_REQUIREMENT_
Extract every line from the records below that contains the word "بیاید".

[begin EXTRACTED INFORMATION]

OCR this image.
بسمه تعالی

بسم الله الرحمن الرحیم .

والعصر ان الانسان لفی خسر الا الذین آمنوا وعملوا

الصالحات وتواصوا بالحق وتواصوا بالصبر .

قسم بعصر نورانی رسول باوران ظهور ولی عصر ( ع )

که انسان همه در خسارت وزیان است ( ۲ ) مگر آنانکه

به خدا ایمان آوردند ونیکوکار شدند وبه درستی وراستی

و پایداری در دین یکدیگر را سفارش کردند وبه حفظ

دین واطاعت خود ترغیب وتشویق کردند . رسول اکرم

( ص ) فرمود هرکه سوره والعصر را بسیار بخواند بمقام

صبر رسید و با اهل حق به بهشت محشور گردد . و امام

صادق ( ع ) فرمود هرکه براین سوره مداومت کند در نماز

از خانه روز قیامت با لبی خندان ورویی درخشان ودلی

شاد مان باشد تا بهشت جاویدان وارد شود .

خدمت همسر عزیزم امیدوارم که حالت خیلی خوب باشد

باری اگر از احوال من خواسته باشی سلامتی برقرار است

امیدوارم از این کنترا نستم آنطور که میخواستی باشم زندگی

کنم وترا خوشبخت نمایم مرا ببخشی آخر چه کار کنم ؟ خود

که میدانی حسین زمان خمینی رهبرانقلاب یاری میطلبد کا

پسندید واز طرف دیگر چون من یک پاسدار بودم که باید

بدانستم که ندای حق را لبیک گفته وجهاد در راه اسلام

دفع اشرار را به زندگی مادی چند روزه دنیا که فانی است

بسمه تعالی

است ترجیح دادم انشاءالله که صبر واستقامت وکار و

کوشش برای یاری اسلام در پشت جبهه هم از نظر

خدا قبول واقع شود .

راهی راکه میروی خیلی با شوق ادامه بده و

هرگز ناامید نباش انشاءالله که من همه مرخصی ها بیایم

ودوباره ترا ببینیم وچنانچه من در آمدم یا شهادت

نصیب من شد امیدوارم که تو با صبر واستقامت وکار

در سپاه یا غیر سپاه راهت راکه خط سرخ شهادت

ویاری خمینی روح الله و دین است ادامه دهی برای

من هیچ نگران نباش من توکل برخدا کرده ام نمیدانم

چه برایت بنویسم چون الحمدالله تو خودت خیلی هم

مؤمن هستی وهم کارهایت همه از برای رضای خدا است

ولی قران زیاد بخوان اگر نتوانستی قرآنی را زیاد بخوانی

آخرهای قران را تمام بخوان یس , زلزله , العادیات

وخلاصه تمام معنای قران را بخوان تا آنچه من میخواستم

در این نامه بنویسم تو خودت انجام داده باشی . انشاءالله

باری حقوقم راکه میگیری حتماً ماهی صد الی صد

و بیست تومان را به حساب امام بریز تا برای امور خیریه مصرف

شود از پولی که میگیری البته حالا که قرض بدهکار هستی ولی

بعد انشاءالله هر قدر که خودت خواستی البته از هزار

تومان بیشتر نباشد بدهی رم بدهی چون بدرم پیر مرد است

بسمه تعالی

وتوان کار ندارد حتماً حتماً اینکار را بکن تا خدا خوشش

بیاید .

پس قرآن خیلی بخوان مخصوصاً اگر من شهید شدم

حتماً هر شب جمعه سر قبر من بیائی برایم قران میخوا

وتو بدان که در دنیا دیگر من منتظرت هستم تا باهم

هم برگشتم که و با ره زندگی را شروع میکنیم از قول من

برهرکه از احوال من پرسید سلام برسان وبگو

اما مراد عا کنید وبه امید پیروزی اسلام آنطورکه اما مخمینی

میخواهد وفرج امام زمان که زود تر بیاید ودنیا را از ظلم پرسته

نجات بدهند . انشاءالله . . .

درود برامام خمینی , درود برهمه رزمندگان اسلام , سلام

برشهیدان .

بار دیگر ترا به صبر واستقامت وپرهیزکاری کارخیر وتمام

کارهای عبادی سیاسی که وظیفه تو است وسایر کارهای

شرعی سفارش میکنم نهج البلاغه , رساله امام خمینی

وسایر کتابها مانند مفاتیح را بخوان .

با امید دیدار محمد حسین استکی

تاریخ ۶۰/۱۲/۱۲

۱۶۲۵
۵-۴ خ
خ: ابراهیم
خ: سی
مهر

[end EXTRACTED INFORMATION]

_OUTPUT FOR THIS EXERCISE_
بیاید .
میخواهد وفرج امام زمان که زود تر بیاید ودنیا را از ظلم پرسته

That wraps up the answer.